#### [Data excerpts]
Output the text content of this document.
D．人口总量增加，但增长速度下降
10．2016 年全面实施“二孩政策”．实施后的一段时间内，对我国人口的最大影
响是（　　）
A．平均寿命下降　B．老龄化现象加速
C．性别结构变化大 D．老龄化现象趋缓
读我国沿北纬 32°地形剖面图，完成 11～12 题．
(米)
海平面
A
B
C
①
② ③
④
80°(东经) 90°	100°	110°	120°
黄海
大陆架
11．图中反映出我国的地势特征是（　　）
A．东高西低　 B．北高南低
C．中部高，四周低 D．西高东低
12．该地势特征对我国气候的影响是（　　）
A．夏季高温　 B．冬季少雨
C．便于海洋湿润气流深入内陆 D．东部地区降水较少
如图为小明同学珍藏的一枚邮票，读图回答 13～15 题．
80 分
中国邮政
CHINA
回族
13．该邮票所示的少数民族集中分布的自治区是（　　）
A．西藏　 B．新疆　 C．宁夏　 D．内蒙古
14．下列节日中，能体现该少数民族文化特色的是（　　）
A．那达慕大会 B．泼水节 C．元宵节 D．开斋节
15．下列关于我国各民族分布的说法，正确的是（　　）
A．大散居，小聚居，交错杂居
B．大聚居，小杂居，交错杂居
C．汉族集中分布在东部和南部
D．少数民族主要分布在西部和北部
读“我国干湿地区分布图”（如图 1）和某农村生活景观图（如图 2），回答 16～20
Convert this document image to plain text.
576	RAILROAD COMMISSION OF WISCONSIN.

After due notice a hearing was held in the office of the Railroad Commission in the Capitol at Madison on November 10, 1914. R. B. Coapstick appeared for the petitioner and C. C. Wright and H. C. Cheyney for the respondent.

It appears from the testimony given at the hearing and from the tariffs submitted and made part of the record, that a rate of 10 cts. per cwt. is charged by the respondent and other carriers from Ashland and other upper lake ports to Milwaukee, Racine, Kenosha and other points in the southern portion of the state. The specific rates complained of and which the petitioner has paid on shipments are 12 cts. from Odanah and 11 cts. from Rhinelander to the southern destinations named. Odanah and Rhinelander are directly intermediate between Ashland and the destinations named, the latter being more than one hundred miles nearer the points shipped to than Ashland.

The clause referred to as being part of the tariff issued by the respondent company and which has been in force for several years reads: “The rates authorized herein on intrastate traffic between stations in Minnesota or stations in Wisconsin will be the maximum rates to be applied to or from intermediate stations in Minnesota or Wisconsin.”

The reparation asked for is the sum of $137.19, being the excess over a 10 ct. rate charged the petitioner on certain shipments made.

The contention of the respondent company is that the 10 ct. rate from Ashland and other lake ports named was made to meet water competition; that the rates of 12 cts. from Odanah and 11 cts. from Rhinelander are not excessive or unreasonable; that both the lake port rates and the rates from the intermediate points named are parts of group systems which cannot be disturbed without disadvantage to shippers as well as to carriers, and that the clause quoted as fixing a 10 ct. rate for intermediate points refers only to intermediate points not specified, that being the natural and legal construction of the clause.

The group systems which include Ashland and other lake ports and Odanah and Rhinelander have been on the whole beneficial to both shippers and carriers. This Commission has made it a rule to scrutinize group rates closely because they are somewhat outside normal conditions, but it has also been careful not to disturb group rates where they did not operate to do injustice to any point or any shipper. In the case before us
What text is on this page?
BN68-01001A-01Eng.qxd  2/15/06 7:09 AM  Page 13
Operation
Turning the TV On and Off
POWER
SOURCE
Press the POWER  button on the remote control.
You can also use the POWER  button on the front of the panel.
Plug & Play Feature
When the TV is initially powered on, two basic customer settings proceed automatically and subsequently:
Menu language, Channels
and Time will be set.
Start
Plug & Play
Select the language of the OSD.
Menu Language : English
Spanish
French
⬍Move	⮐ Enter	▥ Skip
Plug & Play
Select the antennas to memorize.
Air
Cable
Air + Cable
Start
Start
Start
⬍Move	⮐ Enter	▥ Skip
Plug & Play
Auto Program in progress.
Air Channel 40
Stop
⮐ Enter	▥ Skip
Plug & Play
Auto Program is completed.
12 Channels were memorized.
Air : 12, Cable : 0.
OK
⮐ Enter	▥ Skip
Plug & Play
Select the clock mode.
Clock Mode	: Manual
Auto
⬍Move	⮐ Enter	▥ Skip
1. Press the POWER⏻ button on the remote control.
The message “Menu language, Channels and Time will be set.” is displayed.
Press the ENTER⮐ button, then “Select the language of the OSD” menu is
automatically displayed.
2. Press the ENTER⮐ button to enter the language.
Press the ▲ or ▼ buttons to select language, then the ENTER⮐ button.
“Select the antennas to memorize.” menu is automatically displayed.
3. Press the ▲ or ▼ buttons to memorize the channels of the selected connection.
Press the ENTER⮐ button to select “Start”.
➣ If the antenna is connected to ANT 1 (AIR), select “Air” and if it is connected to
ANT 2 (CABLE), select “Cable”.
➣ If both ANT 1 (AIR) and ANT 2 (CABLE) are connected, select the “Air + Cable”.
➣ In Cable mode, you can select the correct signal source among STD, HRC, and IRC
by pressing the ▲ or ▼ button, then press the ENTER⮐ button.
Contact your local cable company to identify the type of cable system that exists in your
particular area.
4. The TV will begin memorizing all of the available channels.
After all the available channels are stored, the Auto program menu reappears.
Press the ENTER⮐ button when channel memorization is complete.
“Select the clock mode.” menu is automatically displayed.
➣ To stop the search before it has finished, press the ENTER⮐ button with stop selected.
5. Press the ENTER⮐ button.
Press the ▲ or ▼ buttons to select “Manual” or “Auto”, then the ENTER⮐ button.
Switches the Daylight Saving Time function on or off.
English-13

#### [WHAT YOU NEED TO DO]
Reproduce each entry from the records above, character for character.

#### [OUTPUT FOR THIS TASK]
Output the text content of this document.
D．人口总量增加，但增长速度下降
10．2016 年全面实施“二孩政策”．实施后的一段时间内，对我国人口的最大影
响是（　　）
A．平均寿命下降　B．老龄化现象加速
C．性别结构变化大 D．老龄化现象趋缓
读我国沿北纬 32°地形剖面图，完成 11～12 题．
(米)
海平面
A
B
C
①
② ③
④
80°(东经) 90°	100°	110°	120°
黄海
大陆架
11．图中反映出我国的地势特征是（　　）
A．东高西低　 B．北高南低
C．中部高，四周低 D．西高东低
12．该地势特征对我国气候的影响是（　　）
A．夏季高温　 B．冬季少雨
C．便于海洋湿润气流深入内陆 D．东部地区降水较少
如图为小明同学珍藏的一枚邮票，读图回答 13～15 题．
80 分
中国邮政
CHINA
回族
13．该邮票所示的少数民族集中分布的自治区是（　　）
A．西藏　 B．新疆　 C．宁夏　 D．内蒙古
14．下列节日中，能体现该少数民族文化特色的是（　　）
A．那达慕大会 B．泼水节 C．元宵节 D．开斋节
15．下列关于我国各民族分布的说法，正确的是（　　）
A．大散居，小聚居，交错杂居
B．大聚居，小杂居，交错杂居
C．汉族集中分布在东部和南部
D．少数民族主要分布在西部和北部
读“我国干湿地区分布图”（如图 1）和某农村生活景观图（如图 2），回答 16～20
Convert this document image to plain text.
576	RAILROAD COMMISSION OF WISCONSIN.

After due notice a hearing was held in the office of the Railroad Commission in the Capitol at Madison on November 10, 1914. R. B. Coapstick appeared for the petitioner and C. C. Wright and H. C. Cheyney for the respondent.

It appears from the testimony given at the hearing and from the tariffs submitted and made part of the record, that a rate of 10 cts. per cwt. is charged by the respondent and other carriers from Ashland and other upper lake ports to Milwaukee, Racine, Kenosha and other points in the southern portion of the state. The specific rates complained of and which the petitioner has paid on shipments are 12 cts. from Odanah and 11 cts. from Rhinelander to the southern destinations named. Odanah and Rhinelander are directly intermediate between Ashland and the destinations named, the latter being more than one hundred miles nearer the points shipped to than Ashland.

The clause referred to as being part of the tariff issued by the respondent company and which has been in force for several years reads: “The rates authorized herein on intrastate traffic between stations in Minnesota or stations in Wisconsin will be the maximum rates to be applied to or from intermediate stations in Minnesota or Wisconsin.”

The reparation asked for is the sum of $137.19, being the excess over a 10 ct. rate charged the petitioner on certain shipments made.

The contention of the respondent company is that the 10 ct. rate from Ashland and other lake ports named was made to meet water competition; that the rates of 12 cts. from Odanah and 11 cts. from Rhinelander are not excessive or unreasonable; that both the lake port rates and the rates from the intermediate points named are parts of group systems which cannot be disturbed without disadvantage to shippers as well as to carriers, and that the clause quoted as fixing a 10 ct. rate for intermediate points refers only to intermediate points not specified, that being the natural and legal construction of the clause.

The group systems which include Ashland and other lake ports and Odanah and Rhinelander have been on the whole beneficial to both shippers and carriers. This Commission has made it a rule to scrutinize group rates closely because they are somewhat outside normal conditions, but it has also been careful not to disturb group rates where they did not operate to do injustice to any point or any shipper. In the case before us
What text is on this page?
BN68-01001A-01Eng.qxd  2/15/06 7:09 AM  Page 13
Operation
Turning the TV On and Off
POWER
SOURCE
Press the POWER  button on the remote control.
You can also use the POWER  button on the front of the panel.
Plug & Play Feature
When the TV is initially powered on, two basic customer settings proceed automatically and subsequently:
Menu language, Channels
and Time will be set.
Start
Plug & Play
Select the language of the OSD.
Menu Language : English
Spanish
French
⬍Move	⮐ Enter	▥ Skip
Plug & Play
Select the antennas to memorize.
Air
Cable
Air + Cable
Start
Start
Start
⬍Move	⮐ Enter	▥ Skip
Plug & Play
Auto Program in progress.
Air Channel 40
Stop
⮐ Enter	▥ Skip
Plug & Play
Auto Program is completed.
12 Channels were memorized.
Air : 12, Cable : 0.
OK
⮐ Enter	▥ Skip
Plug & Play
Select the clock mode.
Clock Mode	: Manual
Auto
⬍Move	⮐ Enter	▥ Skip
1. Press the POWER⏻ button on the remote control.
The message “Menu language, Channels and Time will be set.” is displayed.
Press the ENTER⮐ button, then “Select the language of the OSD” menu is
automatically displayed.
2. Press the ENTER⮐ button to enter the language.
Press the ▲ or ▼ buttons to select language, then the ENTER⮐ button.
“Select the antennas to memorize.” menu is automatically displayed.
3. Press the ▲ or ▼ buttons to memorize the channels of the selected connection.
Press the ENTER⮐ button to select “Start”.
➣ If the antenna is connected to ANT 1 (AIR), select “Air” and if it is connected to
ANT 2 (CABLE), select “Cable”.
➣ If both ANT 1 (AIR) and ANT 2 (CABLE) are connected, select the “Air + Cable”.
➣ In Cable mode, you can select the correct signal source among STD, HRC, and IRC
by pressing the ▲ or ▼ button, then press the ENTER⮐ button.
Contact your local cable company to identify the type of cable system that exists in your
particular area.
4. The TV will begin memorizing all of the available channels.
After all the available channels are stored, the Auto program menu reappears.
Press the ENTER⮐ button when channel memorization is complete.
“Select the clock mode.” menu is automatically displayed.
➣ To stop the search before it has finished, press the ENTER⮐ button with stop selected.
5. Press the ENTER⮐ button.
Press the ▲ or ▼ buttons to select “Manual” or “Auto”, then the ENTER⮐ button.
Switches the Daylight Saving Time function on or off.
English-13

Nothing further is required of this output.